Aim —
Transcribe every line exactly. Leave the pictures behind.

- - - -

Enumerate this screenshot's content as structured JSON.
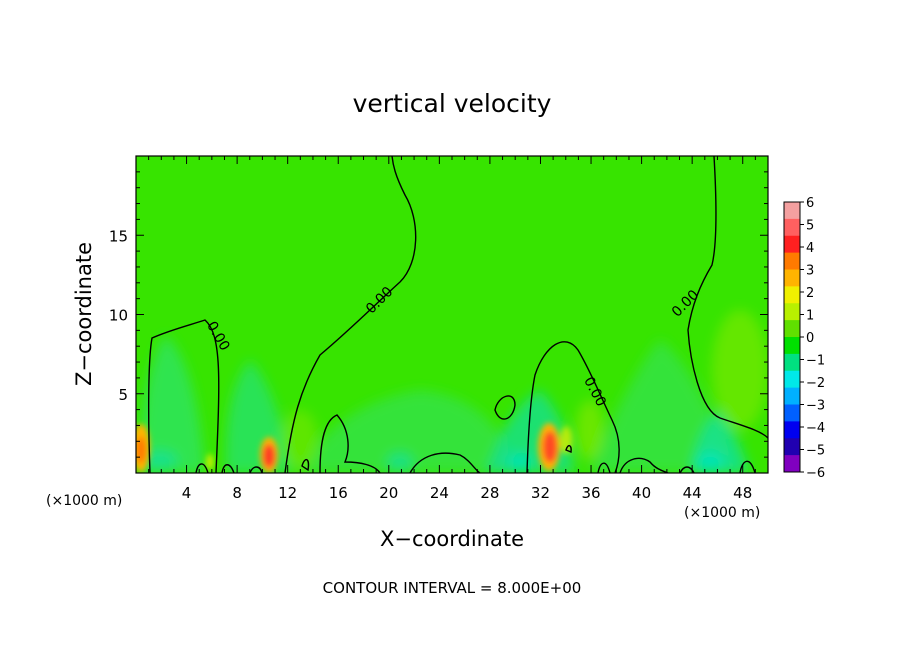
{
  "chart_data": {
    "type": "heatmap",
    "title": "vertical velocity",
    "xlabel": "X−coordinate",
    "ylabel": "Z−coordinate",
    "x_unit": "(×1000 m)",
    "y_unit": "(×1000 m)",
    "xlim": [
      0,
      50
    ],
    "ylim": [
      0,
      20
    ],
    "x_ticks": [
      4,
      8,
      12,
      16,
      20,
      24,
      28,
      32,
      36,
      40,
      44,
      48
    ],
    "x_tick_labels": [
      "4",
      "8",
      "12",
      "16",
      "20",
      "24",
      "28",
      "32",
      "36",
      "40",
      "44",
      "48"
    ],
    "y_ticks": [
      5,
      10,
      15
    ],
    "y_tick_labels": [
      "5",
      "10",
      "15"
    ],
    "colorbar": {
      "levels": [
        6,
        5,
        4,
        3,
        2,
        1,
        0,
        -1,
        -2,
        -3,
        -4,
        -5,
        -6
      ],
      "labels": [
        "6",
        "5",
        "4",
        "3",
        "2",
        "1",
        "0",
        "−1",
        "−2",
        "−3",
        "−4",
        "−5",
        "−6"
      ],
      "colors": [
        "#f4a0a0",
        "#ff6060",
        "#ff2020",
        "#ff7a00",
        "#ffb400",
        "#f0f000",
        "#b8f000",
        "#60e000",
        "#00e000",
        "#00e080",
        "#00e8e8",
        "#00b0ff",
        "#0060ff",
        "#0000f0",
        "#2000b0",
        "#8000c0"
      ]
    },
    "background_value": 0,
    "features": [
      {
        "name": "updraft",
        "x": 10.5,
        "z": 1.0,
        "value": 5
      },
      {
        "name": "updraft",
        "x": 32.8,
        "z": 1.7,
        "value": 4
      },
      {
        "name": "updraft",
        "x": 0.3,
        "z": 1.8,
        "value": 2
      },
      {
        "name": "downdraft",
        "x": 3.0,
        "z": 4.0,
        "value": -1
      },
      {
        "name": "downdraft",
        "x": 30.0,
        "z": 2.5,
        "value": -1
      },
      {
        "name": "downdraft",
        "x": 45.5,
        "z": 1.5,
        "value": -1
      }
    ],
    "contour_labels": [
      {
        "text": "0.00",
        "x": 6.2,
        "z": 8.5
      },
      {
        "text": "0.00",
        "x": 19.5,
        "z": 10.7
      },
      {
        "text": "0.00",
        "x": 36.0,
        "z": 5.0
      },
      {
        "text": "0.00",
        "x": 43.7,
        "z": 10.5
      }
    ],
    "contour_interval_text": "CONTOUR INTERVAL = 8.000E+00"
  },
  "colors": {
    "field_background": "#37e400",
    "contour_line": "#000000"
  }
}
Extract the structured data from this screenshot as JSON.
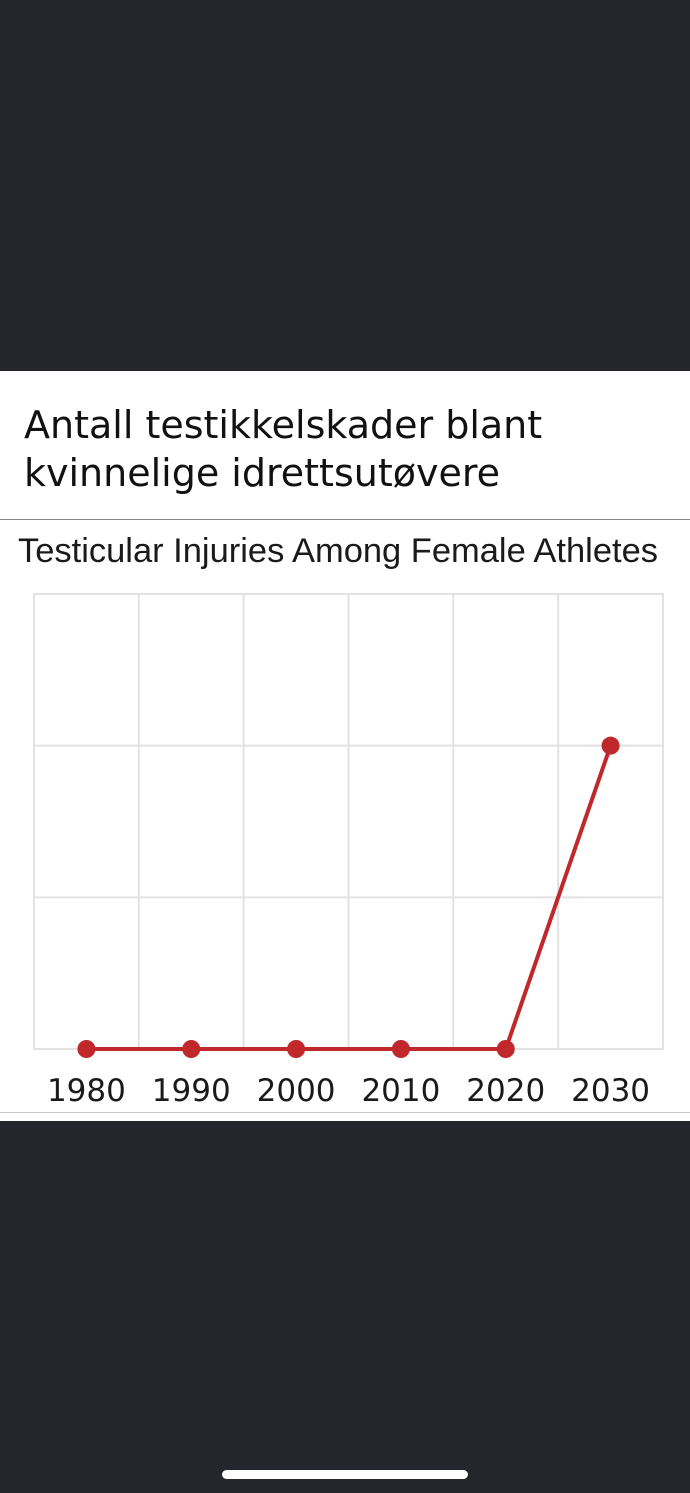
{
  "caption": {
    "line1": "Antall testikkelskader blant",
    "line2": "kvinnelige idrettsutøvere"
  },
  "chart_data": {
    "type": "line",
    "title": "Testicular Injuries Among Female Athletes",
    "xlabel": "",
    "ylabel": "",
    "categories": [
      "1980",
      "1990",
      "2000",
      "2010",
      "2020",
      "2030"
    ],
    "series": [
      {
        "values": [
          0,
          0,
          0,
          0,
          0,
          2
        ],
        "color": "#c0282c"
      }
    ],
    "ylim": [
      0,
      3
    ],
    "grid": true,
    "y_tick_labels": false
  },
  "colors": {
    "background": "#25262b",
    "card": "#ffffff",
    "series": "#c0282c",
    "grid": "#e2e2e2"
  }
}
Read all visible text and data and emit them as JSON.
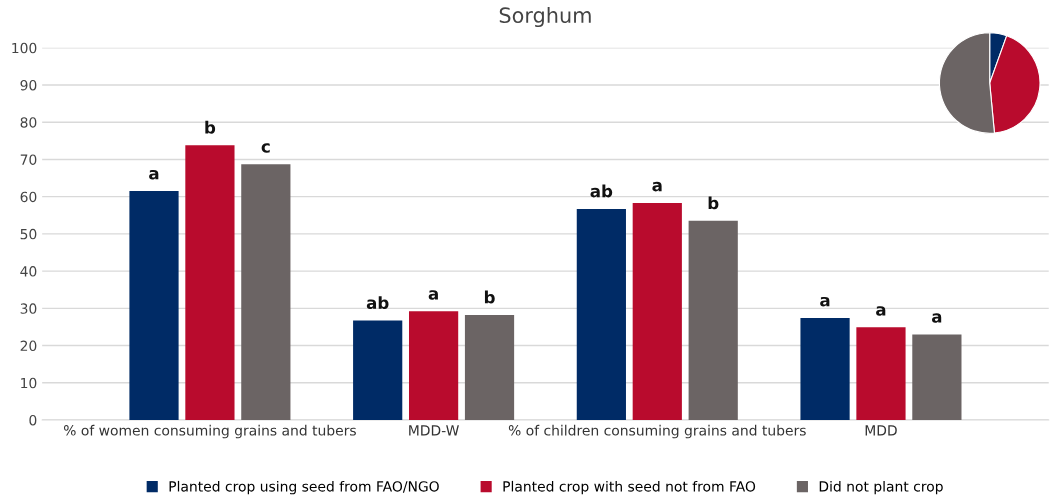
{
  "chart_data": [
    {
      "type": "bar",
      "title": "Sorghum",
      "categories": [
        "% of women consuming grains and tubers",
        "MDD-W",
        "% of children consuming grains and tubers",
        "MDD"
      ],
      "series": [
        {
          "name": "Planted crop using seed from FAO/NGO",
          "color": "#002b66",
          "values": [
            61.5,
            26.7,
            56.7,
            27.4
          ],
          "value_labels": [
            "a",
            "ab",
            "ab",
            "a"
          ]
        },
        {
          "name": "Planted crop with seed not from FAO",
          "color": "#b90b2d",
          "values": [
            73.8,
            29.2,
            58.3,
            24.9
          ],
          "value_labels": [
            "b",
            "a",
            "a",
            "a"
          ]
        },
        {
          "name": "Did not plant crop",
          "color": "#6b6464",
          "values": [
            68.7,
            28.2,
            53.5,
            23.0
          ],
          "value_labels": [
            "c",
            "b",
            "b",
            "a"
          ]
        }
      ],
      "ylim": [
        0,
        100
      ],
      "yticks": [
        0,
        10,
        20,
        30,
        40,
        50,
        60,
        70,
        80,
        90,
        100
      ],
      "grid": "y",
      "legend": "bottom"
    },
    {
      "type": "pie",
      "categories": [
        null,
        null,
        null
      ],
      "values": [
        5.5,
        43,
        51.5
      ],
      "colors": [
        "#002b66",
        "#b90b2d",
        "#6b6464"
      ]
    }
  ]
}
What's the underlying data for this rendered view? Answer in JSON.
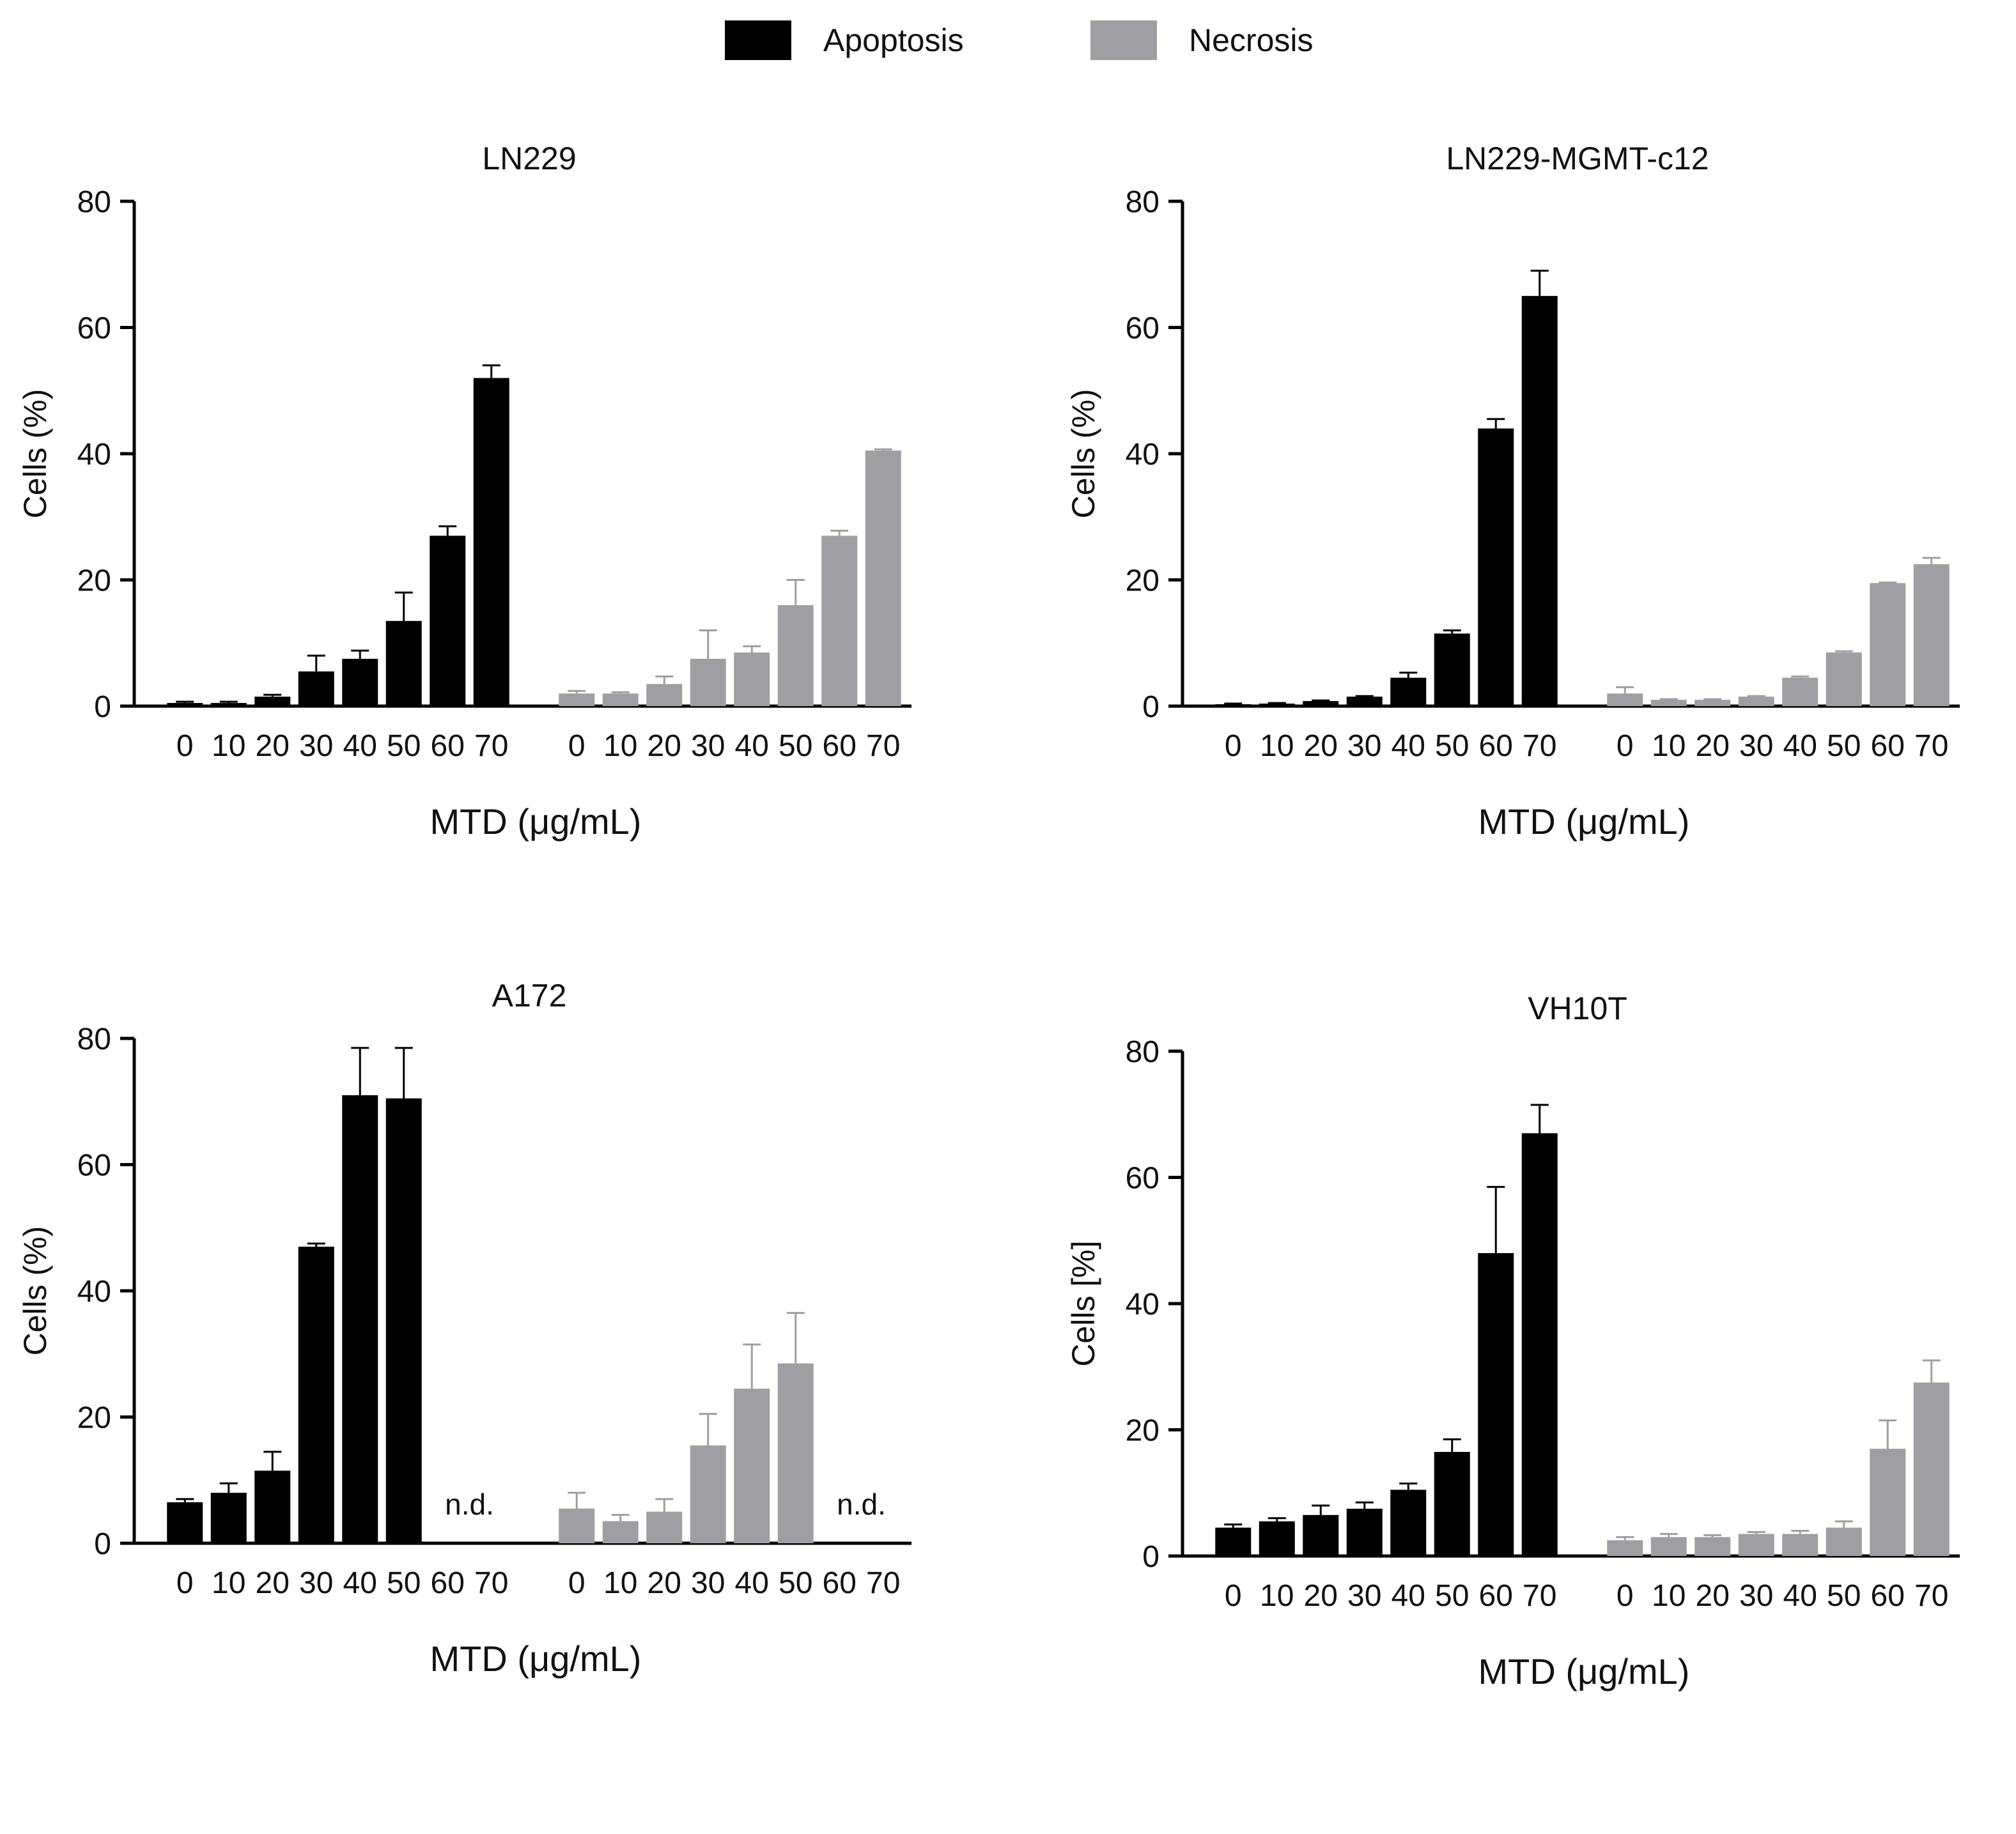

- - - -

In response —
Enumerate this screenshot's content as structured JSON.
{
  "chart_data": {
    "type": "heatmap",
    "title": "vertical velocity",
    "xlabel": "X−coordinate",
    "ylabel": "Z−coordinate",
    "x_unit": "(×1000 m)",
    "y_unit": "(×1000 m)",
    "xlim": [
      0,
      50
    ],
    "ylim": [
      0,
      20
    ],
    "x_ticks": [
      4,
      8,
      12,
      16,
      20,
      24,
      28,
      32,
      36,
      40,
      44,
      48
    ],
    "x_tick_labels": [
      "4",
      "8",
      "12",
      "16",
      "20",
      "24",
      "28",
      "32",
      "36",
      "40",
      "44",
      "48"
    ],
    "y_ticks": [
      5,
      10,
      15
    ],
    "y_tick_labels": [
      "5",
      "10",
      "15"
    ],
    "colorbar": {
      "levels": [
        6,
        5,
        4,
        3,
        2,
        1,
        0,
        -1,
        -2,
        -3,
        -4,
        -5,
        -6
      ],
      "labels": [
        "6",
        "5",
        "4",
        "3",
        "2",
        "1",
        "0",
        "−1",
        "−2",
        "−3",
        "−4",
        "−5",
        "−6"
      ],
      "colors": [
        "#f4a0a0",
        "#ff6060",
        "#ff2020",
        "#ff7a00",
        "#ffb400",
        "#f0f000",
        "#b8f000",
        "#60e000",
        "#00e000",
        "#00e080",
        "#00e8e8",
        "#00b0ff",
        "#0060ff",
        "#0000f0",
        "#2000b0",
        "#8000c0"
      ]
    },
    "background_value": 0,
    "features": [
      {
        "name": "updraft",
        "x": 10.5,
        "z": 1.0,
        "value": 5
      },
      {
        "name": "updraft",
        "x": 32.8,
        "z": 1.7,
        "value": 4
      },
      {
        "name": "updraft",
        "x": 0.3,
        "z": 1.8,
        "value": 2
      },
      {
        "name": "downdraft",
        "x": 3.0,
        "z": 4.0,
        "value": -1
      },
      {
        "name": "downdraft",
        "x": 30.0,
        "z": 2.5,
        "value": -1
      },
      {
        "name": "downdraft",
        "x": 45.5,
        "z": 1.5,
        "value": -1
      }
    ],
    "contour_labels": [
      {
        "text": "0.00",
        "x": 6.2,
        "z": 8.5
      },
      {
        "text": "0.00",
        "x": 19.5,
        "z": 10.7
      },
      {
        "text": "0.00",
        "x": 36.0,
        "z": 5.0
      },
      {
        "text": "0.00",
        "x": 43.7,
        "z": 10.5
      }
    ],
    "contour_interval_text": "CONTOUR INTERVAL = 8.000E+00"
  },
  "colors": {
    "field_background": "#37e400",
    "contour_line": "#000000"
  }
}
Extract the structured data from this screenshot as JSON.
{
  "caption": {
    "line1": "Antall testikkelskader blant",
    "line2": "kvinnelige idrettsutøvere"
  },
  "chart_data": {
    "type": "line",
    "title": "Testicular Injuries Among Female Athletes",
    "xlabel": "",
    "ylabel": "",
    "categories": [
      "1980",
      "1990",
      "2000",
      "2010",
      "2020",
      "2030"
    ],
    "series": [
      {
        "values": [
          0,
          0,
          0,
          0,
          0,
          2
        ],
        "color": "#c0282c"
      }
    ],
    "ylim": [
      0,
      3
    ],
    "grid": true,
    "y_tick_labels": false
  },
  "colors": {
    "background": "#25262b",
    "card": "#ffffff",
    "series": "#c0282c",
    "grid": "#e2e2e2"
  }
}
Read all visible text and data and emit them as JSON.
{
  "chart_data": [
    {
      "type": "bar",
      "title": "Sorghum",
      "categories": [
        "% of women consuming grains and tubers",
        "MDD-W",
        "% of children consuming grains and tubers",
        "MDD"
      ],
      "series": [
        {
          "name": "Planted crop using seed from FAO/NGO",
          "color": "#002b66",
          "values": [
            61.5,
            26.7,
            56.7,
            27.4
          ],
          "value_labels": [
            "a",
            "ab",
            "ab",
            "a"
          ]
        },
        {
          "name": "Planted crop with seed not from FAO",
          "color": "#b90b2d",
          "values": [
            73.8,
            29.2,
            58.3,
            24.9
          ],
          "value_labels": [
            "b",
            "a",
            "a",
            "a"
          ]
        },
        {
          "name": "Did not plant crop",
          "color": "#6b6464",
          "values": [
            68.7,
            28.2,
            53.5,
            23.0
          ],
          "value_labels": [
            "c",
            "b",
            "b",
            "a"
          ]
        }
      ],
      "ylim": [
        0,
        100
      ],
      "yticks": [
        0,
        10,
        20,
        30,
        40,
        50,
        60,
        70,
        80,
        90,
        100
      ],
      "grid": "y",
      "legend": "bottom"
    },
    {
      "type": "pie",
      "categories": [
        null,
        null,
        null
      ],
      "values": [
        5.5,
        43,
        51.5
      ],
      "colors": [
        "#002b66",
        "#b90b2d",
        "#6b6464"
      ]
    }
  ]
}
What's the underlying data for this rendered view? Answer in JSON.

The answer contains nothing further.